# [DONNÉES FOURNIES]

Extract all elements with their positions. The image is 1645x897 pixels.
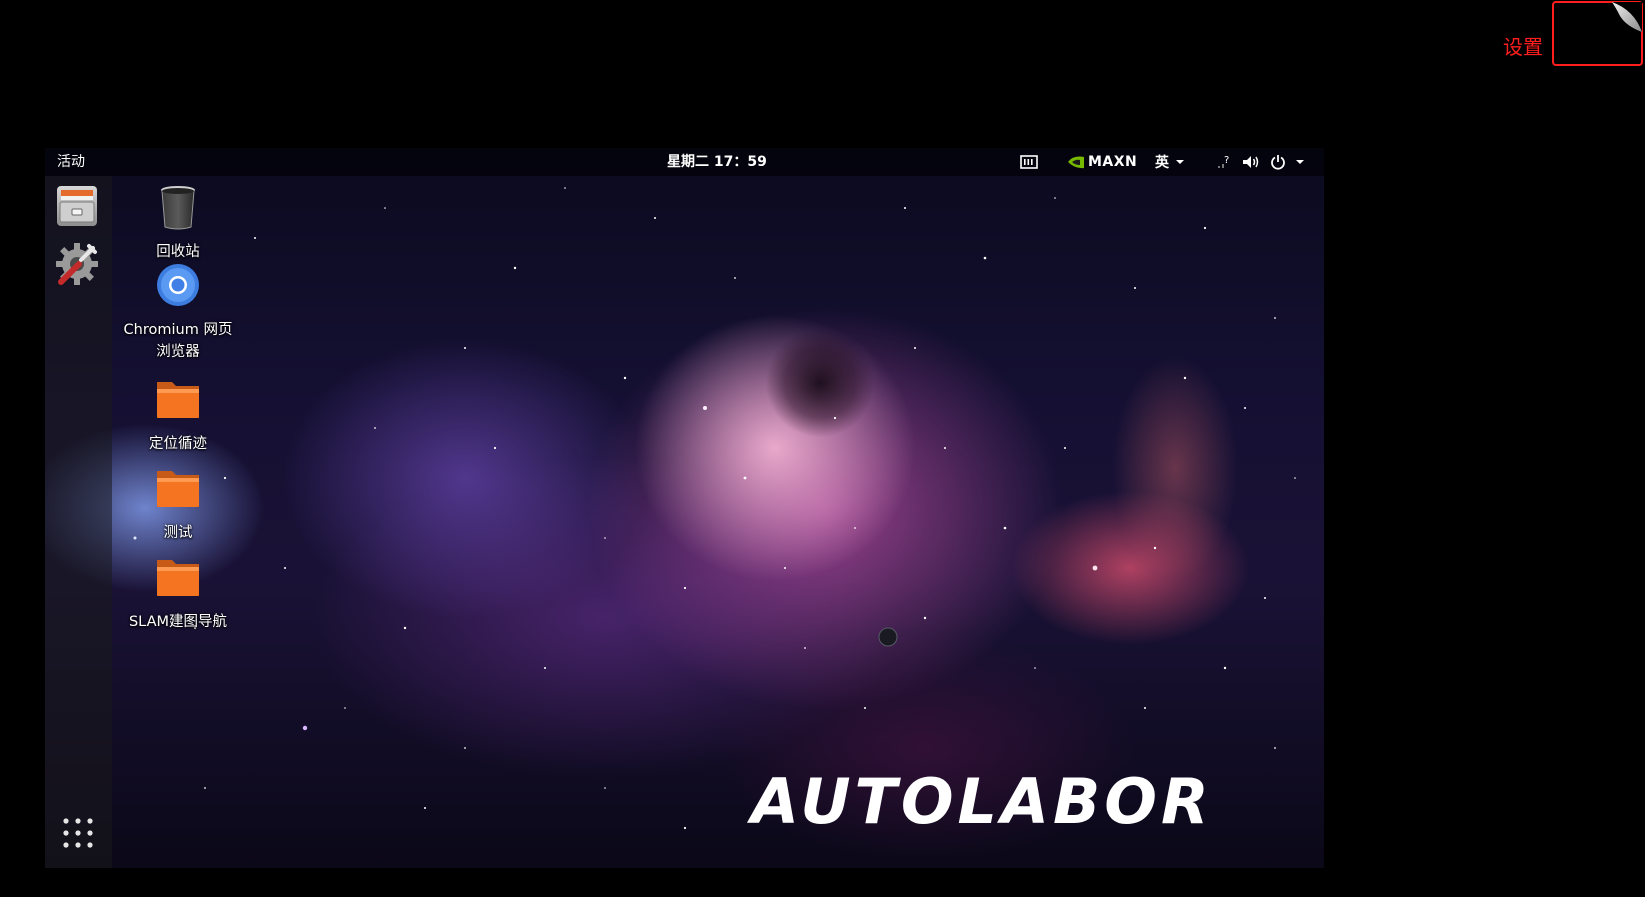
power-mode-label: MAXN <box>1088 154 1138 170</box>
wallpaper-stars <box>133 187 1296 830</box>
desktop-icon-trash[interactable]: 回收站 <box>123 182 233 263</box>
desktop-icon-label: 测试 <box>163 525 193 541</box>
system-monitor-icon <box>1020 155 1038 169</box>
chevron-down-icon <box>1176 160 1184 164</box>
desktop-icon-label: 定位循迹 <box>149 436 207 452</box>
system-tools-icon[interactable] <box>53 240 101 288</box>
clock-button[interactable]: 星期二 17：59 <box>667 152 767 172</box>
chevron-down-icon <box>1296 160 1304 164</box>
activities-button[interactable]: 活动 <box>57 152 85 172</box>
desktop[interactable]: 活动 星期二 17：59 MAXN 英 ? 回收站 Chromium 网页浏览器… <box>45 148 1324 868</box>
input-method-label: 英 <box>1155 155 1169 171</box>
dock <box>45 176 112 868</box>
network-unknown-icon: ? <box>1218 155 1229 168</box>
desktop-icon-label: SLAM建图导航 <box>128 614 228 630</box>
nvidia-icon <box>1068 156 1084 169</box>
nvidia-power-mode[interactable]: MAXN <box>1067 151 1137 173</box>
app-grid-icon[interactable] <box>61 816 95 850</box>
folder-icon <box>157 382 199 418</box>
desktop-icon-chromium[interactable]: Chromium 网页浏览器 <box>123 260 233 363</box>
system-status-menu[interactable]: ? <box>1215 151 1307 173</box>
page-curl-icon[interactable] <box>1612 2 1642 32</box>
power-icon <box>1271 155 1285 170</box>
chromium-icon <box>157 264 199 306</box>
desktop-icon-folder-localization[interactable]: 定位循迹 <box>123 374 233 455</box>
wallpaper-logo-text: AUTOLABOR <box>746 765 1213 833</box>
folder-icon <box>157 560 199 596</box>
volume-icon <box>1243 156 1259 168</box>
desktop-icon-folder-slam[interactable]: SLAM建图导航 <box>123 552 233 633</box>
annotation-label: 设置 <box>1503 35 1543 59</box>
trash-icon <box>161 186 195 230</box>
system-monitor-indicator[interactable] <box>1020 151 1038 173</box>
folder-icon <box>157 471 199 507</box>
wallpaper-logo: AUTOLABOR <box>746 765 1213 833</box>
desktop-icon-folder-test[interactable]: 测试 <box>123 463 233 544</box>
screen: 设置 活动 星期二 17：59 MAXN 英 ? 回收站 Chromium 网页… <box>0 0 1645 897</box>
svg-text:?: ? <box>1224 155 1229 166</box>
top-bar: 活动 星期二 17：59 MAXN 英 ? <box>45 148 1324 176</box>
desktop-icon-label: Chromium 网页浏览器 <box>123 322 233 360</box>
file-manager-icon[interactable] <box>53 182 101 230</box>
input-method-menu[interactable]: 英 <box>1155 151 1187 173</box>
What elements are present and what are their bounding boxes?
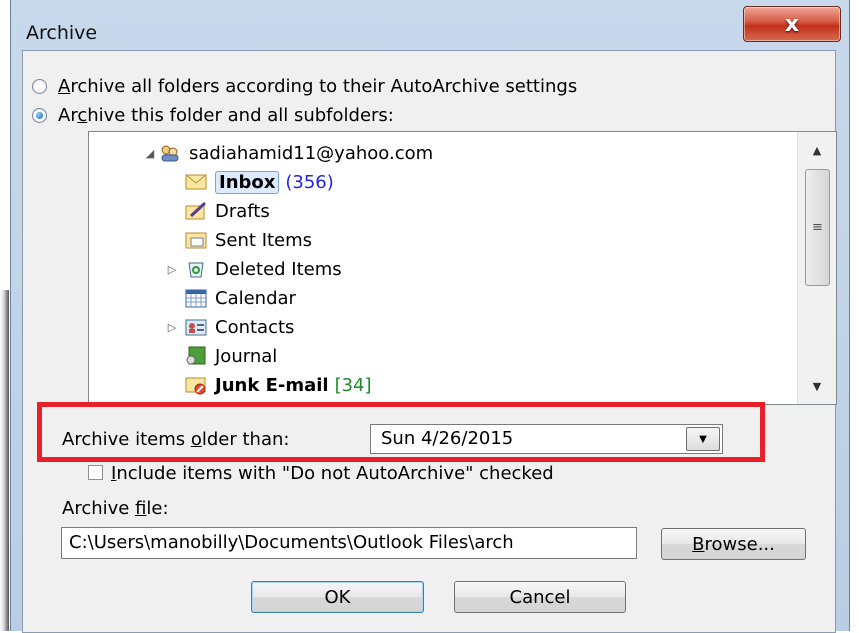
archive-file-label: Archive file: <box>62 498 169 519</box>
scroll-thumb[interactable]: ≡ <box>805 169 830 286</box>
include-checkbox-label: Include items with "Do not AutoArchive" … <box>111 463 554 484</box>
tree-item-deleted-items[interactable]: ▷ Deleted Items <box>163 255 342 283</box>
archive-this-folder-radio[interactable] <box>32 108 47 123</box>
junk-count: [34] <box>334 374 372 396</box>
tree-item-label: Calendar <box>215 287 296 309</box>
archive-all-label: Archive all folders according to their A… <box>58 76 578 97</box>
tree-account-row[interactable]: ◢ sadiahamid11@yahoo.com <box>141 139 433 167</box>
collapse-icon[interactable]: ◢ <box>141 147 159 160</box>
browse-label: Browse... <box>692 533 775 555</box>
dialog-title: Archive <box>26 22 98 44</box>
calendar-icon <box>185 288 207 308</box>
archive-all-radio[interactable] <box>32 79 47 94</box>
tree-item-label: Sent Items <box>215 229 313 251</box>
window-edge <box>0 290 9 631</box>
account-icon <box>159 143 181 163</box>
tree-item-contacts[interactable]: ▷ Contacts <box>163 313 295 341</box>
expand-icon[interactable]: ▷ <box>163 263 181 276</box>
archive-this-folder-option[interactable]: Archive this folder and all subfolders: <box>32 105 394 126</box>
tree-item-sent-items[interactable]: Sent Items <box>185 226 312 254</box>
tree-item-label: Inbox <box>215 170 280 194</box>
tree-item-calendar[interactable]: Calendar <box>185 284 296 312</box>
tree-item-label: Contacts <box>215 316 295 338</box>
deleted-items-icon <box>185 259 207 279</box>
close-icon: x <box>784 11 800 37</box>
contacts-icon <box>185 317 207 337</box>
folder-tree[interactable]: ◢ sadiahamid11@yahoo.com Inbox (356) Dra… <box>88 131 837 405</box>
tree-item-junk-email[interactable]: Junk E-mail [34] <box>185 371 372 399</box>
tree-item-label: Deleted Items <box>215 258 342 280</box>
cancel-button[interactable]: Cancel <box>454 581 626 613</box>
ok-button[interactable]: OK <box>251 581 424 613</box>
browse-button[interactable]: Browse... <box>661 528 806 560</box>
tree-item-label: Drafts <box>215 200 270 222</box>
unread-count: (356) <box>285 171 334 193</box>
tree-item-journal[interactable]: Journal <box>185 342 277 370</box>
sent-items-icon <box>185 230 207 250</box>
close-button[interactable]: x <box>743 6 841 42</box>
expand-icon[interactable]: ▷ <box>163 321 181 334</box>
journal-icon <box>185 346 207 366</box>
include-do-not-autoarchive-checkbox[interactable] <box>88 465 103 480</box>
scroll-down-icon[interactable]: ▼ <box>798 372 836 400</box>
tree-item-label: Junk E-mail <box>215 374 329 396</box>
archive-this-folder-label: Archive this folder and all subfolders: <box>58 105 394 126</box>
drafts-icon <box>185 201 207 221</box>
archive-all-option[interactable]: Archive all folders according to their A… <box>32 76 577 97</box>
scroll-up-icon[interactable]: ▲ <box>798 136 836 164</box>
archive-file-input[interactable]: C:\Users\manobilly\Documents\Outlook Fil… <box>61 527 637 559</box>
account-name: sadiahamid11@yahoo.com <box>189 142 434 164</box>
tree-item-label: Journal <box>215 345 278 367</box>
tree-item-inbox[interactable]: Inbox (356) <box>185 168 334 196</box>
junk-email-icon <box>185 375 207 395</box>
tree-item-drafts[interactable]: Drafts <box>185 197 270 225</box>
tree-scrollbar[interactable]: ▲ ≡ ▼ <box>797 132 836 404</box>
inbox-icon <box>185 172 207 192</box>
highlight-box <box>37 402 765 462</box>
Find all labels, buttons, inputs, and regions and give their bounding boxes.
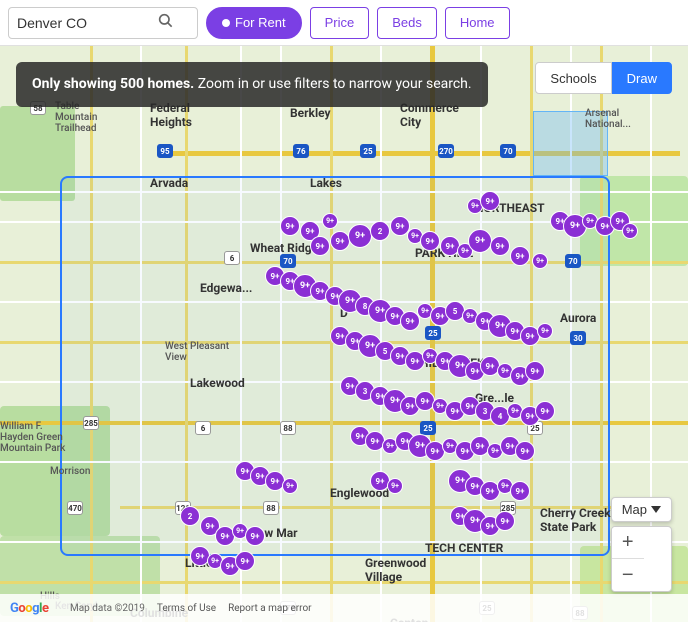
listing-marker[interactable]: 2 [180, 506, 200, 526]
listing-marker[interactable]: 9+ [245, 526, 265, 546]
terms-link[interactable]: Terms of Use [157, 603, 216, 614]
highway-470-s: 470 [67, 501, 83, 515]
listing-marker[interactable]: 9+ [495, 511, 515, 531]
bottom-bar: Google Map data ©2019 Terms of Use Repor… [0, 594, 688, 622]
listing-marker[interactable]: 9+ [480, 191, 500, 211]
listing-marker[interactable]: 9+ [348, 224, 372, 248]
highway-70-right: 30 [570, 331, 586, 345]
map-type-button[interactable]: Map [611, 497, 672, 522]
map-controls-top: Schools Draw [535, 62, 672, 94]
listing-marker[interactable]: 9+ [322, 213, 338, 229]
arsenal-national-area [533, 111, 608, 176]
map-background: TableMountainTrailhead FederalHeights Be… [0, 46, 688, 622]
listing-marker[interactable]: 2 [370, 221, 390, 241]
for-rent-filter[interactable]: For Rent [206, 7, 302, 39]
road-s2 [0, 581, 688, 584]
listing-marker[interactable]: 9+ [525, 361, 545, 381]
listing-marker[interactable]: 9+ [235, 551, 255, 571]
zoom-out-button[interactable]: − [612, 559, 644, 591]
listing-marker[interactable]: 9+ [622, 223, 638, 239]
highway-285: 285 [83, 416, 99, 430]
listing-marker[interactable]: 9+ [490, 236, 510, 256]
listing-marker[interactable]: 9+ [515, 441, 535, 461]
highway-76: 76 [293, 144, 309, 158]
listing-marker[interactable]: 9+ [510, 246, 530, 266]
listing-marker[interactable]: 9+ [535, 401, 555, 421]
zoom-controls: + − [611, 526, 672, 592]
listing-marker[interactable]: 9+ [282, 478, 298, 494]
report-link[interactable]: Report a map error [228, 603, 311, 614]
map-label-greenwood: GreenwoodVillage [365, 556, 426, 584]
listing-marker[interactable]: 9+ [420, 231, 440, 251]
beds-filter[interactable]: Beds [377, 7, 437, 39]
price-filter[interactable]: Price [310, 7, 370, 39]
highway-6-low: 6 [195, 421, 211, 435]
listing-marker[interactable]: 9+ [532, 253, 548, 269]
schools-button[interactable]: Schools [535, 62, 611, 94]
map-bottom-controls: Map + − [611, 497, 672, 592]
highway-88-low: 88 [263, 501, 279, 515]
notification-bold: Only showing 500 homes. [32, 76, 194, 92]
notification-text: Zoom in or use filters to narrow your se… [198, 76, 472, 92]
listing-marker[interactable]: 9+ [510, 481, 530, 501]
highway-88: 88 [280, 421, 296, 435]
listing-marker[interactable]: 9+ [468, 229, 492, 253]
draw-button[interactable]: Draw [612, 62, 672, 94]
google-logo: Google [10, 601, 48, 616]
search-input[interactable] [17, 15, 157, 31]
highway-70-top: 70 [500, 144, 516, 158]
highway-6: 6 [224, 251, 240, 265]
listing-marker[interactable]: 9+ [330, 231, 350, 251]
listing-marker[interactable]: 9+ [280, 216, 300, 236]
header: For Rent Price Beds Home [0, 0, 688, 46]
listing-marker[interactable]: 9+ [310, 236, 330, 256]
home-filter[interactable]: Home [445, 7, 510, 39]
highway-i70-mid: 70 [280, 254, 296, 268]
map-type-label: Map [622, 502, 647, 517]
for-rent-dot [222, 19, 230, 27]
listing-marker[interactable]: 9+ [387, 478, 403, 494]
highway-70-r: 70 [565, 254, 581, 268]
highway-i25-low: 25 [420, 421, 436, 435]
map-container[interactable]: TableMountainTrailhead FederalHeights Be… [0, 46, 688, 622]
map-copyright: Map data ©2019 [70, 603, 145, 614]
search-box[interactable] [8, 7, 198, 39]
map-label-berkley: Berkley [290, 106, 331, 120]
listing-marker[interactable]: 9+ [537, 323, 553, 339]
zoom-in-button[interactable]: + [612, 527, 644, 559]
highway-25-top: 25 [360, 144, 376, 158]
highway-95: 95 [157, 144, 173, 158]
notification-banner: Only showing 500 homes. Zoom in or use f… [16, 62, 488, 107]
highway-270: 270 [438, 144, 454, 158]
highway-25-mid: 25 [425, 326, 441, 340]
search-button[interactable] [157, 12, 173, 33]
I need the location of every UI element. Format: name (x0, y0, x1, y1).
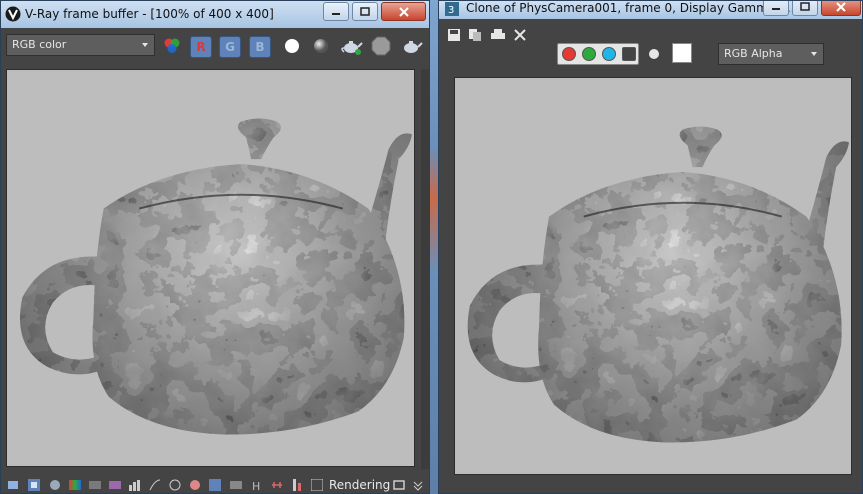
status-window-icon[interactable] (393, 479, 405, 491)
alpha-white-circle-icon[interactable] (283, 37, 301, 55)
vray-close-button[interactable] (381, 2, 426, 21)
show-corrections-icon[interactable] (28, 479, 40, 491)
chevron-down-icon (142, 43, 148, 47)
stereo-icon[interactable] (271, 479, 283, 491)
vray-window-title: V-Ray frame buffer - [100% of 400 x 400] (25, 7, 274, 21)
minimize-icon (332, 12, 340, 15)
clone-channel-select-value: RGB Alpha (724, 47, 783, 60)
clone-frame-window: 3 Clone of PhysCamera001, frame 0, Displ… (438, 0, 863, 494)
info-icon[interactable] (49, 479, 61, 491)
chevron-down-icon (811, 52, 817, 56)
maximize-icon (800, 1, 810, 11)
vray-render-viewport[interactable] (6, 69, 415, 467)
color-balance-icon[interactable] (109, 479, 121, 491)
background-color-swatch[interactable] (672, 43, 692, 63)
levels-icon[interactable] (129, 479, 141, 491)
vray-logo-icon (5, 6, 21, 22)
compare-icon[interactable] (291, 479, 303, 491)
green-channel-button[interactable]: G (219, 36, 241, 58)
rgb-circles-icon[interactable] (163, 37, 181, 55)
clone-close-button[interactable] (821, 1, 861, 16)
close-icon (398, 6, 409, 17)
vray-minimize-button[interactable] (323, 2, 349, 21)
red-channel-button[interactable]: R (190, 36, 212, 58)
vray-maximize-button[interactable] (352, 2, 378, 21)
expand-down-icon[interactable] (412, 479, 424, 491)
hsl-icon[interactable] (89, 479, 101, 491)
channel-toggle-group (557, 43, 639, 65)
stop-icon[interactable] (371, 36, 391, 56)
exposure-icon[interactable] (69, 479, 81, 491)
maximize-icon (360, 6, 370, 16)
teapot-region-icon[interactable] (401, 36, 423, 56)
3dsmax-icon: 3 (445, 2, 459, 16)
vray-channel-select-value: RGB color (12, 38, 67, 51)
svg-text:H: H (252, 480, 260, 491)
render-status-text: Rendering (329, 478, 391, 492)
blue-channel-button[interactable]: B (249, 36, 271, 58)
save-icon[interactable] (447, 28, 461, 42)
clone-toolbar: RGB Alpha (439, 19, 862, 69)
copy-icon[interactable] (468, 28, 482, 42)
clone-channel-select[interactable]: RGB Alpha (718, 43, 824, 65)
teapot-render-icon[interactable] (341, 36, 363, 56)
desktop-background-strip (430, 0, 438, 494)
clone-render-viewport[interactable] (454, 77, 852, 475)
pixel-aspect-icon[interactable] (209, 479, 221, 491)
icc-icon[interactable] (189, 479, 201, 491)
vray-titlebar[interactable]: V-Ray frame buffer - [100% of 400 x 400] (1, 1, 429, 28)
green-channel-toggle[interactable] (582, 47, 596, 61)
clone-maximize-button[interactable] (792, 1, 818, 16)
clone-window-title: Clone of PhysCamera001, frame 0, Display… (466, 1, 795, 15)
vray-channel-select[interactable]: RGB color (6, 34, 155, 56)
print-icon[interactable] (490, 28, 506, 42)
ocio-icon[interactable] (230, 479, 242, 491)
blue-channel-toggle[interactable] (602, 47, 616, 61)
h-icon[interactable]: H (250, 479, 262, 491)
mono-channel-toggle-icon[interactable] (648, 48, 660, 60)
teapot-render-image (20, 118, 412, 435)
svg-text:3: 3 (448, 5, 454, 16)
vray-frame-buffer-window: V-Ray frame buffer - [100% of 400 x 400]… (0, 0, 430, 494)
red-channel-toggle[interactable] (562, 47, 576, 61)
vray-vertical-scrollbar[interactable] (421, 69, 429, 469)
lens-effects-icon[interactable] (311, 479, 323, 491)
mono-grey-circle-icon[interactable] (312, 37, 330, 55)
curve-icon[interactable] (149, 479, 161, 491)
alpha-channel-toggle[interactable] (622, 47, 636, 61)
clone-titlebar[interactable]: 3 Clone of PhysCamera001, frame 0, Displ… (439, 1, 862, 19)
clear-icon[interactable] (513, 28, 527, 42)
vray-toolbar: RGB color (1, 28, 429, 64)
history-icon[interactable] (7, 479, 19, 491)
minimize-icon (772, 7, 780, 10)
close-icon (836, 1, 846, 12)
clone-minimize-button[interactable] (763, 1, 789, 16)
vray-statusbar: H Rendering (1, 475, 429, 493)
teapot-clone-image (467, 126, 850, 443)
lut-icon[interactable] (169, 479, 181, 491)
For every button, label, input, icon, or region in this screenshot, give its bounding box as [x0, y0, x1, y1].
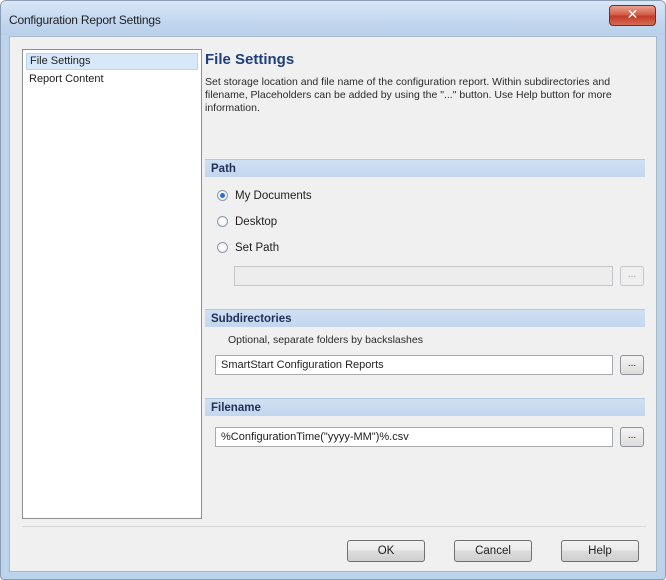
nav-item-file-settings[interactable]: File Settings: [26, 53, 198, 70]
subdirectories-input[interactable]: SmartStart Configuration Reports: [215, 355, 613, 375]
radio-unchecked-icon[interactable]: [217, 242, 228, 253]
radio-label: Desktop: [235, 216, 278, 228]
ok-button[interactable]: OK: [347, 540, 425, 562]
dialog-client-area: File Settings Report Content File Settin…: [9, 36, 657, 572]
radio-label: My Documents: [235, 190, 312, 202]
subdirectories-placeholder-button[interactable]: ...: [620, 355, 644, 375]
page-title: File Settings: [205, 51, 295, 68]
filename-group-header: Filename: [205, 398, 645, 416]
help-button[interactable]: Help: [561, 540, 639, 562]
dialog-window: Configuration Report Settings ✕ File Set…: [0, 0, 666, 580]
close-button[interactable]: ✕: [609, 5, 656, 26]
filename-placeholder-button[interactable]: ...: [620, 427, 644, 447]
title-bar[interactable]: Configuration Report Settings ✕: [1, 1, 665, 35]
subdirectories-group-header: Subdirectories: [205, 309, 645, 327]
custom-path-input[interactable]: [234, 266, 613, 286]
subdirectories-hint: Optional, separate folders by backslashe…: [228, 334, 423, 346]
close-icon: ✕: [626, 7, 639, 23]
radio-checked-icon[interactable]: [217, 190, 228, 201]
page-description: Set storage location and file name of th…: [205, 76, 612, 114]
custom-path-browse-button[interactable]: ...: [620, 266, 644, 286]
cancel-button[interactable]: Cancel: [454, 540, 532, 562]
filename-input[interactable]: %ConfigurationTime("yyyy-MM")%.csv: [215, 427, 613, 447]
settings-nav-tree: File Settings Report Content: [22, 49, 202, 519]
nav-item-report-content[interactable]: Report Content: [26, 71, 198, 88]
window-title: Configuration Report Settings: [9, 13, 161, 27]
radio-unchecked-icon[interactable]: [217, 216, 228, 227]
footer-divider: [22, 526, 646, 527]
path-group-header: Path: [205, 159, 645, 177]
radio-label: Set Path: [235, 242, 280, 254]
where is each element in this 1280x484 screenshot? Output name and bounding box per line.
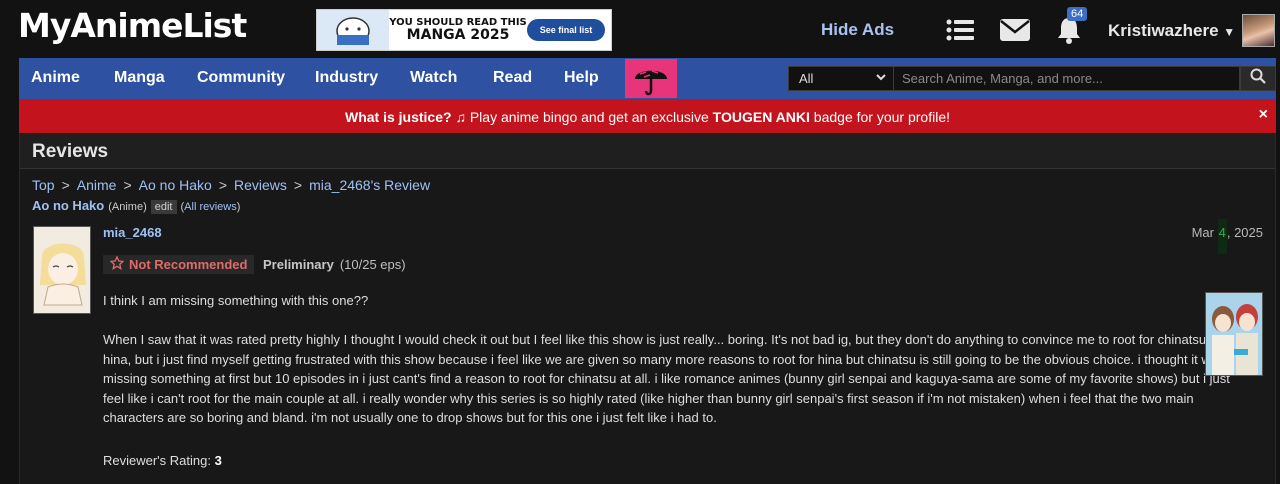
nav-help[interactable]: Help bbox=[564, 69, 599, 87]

# [COURT EXERCICE]
Recopiez sans rien changer les lignes allant de celle qui contient « 53, 198, 70] » jusqu'à celle qui contient « page-title: File Settings: [205, 51, 295, 68] », ces deux lignes incluses.

# [TÂCHE ACCOMPLIE]
nav-item-file-settings[interactable]: File Settings: [26, 53, 198, 70]
subdirectories-input[interactable]: SmartStart Configuration Reports: [215, 355, 613, 375]
radio-unchecked-icon[interactable]: [217, 242, 228, 253]
radio-label: Desktop: [235, 216, 278, 228]
ok-button[interactable]: OK: [347, 540, 425, 562]
dialog-client-area: File Settings Report Content File Settin…: [9, 36, 657, 572]
radio-label: My Documents: [235, 190, 312, 202]
subdirectories-placeholder-button[interactable]: ...: [620, 355, 644, 375]
page-title: File Settings: [205, 51, 295, 68]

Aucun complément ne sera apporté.